Your instructions:
Only the number is wanted: tally the lines below that contain the word "Email".

Data provided:
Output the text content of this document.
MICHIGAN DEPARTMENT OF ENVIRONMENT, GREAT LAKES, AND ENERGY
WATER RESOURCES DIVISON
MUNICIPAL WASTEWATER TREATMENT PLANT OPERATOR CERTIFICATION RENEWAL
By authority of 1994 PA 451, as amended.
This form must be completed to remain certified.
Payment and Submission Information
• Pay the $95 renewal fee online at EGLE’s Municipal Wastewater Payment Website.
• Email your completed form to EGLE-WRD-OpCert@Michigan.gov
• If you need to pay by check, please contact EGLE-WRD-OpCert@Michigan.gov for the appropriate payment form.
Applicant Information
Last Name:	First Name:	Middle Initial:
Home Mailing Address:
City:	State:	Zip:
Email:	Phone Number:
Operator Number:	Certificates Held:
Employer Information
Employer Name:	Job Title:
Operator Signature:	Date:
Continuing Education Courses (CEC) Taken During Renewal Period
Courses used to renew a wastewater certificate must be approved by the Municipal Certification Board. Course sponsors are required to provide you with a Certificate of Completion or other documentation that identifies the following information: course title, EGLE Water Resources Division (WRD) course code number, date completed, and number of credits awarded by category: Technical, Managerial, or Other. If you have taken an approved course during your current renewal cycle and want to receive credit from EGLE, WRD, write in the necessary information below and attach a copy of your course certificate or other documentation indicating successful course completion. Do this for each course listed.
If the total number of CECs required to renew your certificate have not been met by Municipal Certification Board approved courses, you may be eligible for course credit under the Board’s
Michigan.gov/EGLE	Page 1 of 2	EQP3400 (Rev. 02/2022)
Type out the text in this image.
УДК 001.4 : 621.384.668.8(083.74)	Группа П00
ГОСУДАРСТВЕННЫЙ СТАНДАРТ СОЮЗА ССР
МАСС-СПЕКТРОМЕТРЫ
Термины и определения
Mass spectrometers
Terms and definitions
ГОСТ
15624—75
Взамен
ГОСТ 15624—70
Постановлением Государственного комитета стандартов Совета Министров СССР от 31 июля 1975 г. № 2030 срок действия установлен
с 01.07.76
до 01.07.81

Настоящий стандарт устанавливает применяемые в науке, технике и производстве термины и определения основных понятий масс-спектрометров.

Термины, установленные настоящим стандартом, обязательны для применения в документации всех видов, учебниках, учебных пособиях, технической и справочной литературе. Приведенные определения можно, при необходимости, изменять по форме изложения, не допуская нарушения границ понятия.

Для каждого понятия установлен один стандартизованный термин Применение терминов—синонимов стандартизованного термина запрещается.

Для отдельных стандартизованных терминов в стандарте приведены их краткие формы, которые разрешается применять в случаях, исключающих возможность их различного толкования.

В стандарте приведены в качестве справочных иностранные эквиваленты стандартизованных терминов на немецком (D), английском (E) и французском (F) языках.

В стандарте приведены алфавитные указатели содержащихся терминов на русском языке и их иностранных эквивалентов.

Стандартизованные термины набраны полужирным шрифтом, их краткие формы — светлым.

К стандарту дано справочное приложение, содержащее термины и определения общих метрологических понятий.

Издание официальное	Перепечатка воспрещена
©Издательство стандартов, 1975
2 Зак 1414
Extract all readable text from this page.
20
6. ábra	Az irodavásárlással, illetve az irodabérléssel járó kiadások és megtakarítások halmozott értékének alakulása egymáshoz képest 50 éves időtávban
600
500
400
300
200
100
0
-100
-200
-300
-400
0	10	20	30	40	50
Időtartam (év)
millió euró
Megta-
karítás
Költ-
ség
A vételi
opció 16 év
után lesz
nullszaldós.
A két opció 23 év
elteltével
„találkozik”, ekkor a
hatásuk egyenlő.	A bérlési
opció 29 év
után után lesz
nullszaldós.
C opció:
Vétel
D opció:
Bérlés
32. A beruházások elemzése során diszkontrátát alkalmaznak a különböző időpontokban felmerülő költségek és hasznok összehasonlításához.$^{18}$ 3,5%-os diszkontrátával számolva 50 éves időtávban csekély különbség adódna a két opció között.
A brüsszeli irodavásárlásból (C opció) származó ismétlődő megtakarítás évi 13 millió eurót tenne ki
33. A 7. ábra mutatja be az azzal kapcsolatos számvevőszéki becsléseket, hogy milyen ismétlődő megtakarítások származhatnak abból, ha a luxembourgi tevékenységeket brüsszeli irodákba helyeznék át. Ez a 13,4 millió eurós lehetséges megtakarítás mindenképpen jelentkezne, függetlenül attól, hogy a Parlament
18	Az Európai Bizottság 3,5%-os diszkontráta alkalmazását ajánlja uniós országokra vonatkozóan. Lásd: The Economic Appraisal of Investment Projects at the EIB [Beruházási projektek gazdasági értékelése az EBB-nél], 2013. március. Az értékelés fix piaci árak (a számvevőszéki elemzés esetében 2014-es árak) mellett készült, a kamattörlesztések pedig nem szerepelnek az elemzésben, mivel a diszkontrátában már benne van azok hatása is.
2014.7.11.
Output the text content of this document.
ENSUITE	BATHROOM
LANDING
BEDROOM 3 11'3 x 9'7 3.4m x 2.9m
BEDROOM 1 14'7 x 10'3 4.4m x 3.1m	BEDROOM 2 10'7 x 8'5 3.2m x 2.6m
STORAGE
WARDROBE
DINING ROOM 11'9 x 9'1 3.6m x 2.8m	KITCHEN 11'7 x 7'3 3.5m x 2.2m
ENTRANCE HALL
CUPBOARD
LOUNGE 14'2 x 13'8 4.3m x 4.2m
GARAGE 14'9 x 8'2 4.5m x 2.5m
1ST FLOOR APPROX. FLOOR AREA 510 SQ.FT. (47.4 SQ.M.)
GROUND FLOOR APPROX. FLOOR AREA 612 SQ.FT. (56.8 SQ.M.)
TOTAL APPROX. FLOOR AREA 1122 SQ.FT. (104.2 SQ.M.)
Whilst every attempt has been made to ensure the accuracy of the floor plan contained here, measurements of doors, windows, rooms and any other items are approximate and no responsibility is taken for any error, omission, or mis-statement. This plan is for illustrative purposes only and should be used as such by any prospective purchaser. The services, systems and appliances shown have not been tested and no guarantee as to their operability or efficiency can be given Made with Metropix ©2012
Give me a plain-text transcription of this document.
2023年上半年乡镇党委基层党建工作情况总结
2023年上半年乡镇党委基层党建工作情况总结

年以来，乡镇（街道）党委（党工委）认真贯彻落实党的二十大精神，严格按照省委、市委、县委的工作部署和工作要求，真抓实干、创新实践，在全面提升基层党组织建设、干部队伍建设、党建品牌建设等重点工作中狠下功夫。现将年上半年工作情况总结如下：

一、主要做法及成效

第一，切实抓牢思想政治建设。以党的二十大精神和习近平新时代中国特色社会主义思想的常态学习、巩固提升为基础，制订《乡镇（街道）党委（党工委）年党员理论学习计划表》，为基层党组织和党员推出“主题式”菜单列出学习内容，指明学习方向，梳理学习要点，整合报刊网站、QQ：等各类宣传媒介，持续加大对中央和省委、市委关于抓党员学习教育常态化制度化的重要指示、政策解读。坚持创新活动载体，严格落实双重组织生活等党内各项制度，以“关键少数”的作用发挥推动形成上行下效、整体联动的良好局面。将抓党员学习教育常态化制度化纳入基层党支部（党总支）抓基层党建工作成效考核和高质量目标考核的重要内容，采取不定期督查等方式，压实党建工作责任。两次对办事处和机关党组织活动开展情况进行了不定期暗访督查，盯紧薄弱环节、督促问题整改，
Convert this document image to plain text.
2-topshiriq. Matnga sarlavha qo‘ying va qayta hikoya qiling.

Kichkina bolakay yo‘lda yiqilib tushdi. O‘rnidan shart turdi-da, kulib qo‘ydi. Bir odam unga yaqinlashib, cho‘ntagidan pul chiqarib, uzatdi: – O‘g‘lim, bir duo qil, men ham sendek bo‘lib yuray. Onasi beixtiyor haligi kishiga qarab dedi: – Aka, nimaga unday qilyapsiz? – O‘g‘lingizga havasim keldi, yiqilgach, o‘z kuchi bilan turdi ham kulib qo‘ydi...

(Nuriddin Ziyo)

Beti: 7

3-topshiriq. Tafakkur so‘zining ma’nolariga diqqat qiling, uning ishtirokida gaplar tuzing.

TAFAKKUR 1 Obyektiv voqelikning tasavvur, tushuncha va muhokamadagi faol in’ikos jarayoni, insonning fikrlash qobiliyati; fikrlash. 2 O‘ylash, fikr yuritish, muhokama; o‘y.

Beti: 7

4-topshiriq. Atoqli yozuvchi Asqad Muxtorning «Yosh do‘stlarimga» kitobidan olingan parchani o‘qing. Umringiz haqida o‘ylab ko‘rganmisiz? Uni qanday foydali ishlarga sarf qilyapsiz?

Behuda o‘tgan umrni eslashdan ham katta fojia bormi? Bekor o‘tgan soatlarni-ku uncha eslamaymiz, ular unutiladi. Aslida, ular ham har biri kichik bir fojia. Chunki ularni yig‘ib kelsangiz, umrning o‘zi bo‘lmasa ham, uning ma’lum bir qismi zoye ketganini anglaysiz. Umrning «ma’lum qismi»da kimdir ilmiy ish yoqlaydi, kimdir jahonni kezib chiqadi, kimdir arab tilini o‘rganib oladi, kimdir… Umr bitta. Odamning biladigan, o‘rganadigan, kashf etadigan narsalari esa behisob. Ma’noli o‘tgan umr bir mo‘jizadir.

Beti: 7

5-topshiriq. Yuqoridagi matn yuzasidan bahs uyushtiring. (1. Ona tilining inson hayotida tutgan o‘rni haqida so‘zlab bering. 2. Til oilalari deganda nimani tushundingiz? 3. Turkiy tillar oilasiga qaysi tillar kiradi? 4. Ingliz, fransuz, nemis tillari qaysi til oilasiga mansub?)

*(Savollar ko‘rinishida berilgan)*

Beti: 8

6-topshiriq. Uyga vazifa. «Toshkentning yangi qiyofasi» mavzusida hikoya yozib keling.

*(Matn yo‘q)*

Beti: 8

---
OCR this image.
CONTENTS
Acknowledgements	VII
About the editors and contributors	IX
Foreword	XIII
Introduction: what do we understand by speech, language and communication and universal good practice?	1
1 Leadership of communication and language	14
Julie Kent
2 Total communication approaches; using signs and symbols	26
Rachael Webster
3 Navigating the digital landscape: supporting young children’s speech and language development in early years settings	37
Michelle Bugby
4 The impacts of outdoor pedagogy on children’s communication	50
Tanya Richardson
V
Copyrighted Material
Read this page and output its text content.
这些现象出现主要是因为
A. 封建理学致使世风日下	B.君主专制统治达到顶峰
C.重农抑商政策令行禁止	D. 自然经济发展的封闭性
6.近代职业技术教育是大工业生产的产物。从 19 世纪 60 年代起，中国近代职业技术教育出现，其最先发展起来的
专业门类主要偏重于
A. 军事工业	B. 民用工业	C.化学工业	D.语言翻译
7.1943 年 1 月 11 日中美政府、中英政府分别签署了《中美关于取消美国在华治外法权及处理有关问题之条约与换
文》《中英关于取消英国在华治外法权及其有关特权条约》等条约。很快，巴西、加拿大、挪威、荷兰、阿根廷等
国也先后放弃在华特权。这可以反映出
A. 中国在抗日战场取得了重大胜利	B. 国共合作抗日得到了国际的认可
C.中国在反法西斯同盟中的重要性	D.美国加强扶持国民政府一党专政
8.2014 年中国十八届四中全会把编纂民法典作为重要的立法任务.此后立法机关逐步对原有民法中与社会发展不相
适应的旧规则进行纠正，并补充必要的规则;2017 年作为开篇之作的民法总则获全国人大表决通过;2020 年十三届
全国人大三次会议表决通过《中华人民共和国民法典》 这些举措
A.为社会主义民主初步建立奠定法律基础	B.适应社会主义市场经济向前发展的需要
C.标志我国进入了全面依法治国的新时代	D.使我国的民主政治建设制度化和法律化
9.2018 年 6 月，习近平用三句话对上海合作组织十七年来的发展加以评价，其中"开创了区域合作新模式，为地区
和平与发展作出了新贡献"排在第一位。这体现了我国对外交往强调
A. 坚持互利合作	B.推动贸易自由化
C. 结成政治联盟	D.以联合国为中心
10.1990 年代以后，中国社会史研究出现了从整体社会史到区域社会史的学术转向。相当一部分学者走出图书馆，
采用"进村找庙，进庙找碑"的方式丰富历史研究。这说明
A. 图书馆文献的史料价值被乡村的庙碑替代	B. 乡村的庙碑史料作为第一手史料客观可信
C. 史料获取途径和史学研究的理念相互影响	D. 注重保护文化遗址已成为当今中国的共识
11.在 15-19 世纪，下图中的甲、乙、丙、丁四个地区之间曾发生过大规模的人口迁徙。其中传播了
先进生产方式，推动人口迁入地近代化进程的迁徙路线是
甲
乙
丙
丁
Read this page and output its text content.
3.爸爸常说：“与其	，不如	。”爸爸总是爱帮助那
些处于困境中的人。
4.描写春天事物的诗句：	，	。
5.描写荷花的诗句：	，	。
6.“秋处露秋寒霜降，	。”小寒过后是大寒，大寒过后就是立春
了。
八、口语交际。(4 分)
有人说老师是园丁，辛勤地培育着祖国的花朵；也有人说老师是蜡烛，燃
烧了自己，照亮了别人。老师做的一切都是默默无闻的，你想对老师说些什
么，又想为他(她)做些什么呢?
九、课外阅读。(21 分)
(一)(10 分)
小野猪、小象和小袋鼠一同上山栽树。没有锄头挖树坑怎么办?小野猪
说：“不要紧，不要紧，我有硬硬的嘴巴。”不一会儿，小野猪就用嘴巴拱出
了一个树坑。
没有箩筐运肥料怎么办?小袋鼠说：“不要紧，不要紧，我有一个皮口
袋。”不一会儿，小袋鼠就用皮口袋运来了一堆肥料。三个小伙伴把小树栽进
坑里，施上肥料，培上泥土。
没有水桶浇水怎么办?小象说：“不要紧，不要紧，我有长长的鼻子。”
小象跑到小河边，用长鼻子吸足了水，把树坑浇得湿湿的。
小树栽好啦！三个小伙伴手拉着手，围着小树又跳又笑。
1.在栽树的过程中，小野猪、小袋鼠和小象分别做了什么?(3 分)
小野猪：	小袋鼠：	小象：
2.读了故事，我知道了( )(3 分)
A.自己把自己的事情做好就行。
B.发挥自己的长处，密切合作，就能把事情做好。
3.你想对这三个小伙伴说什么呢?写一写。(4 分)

Result of the task:
2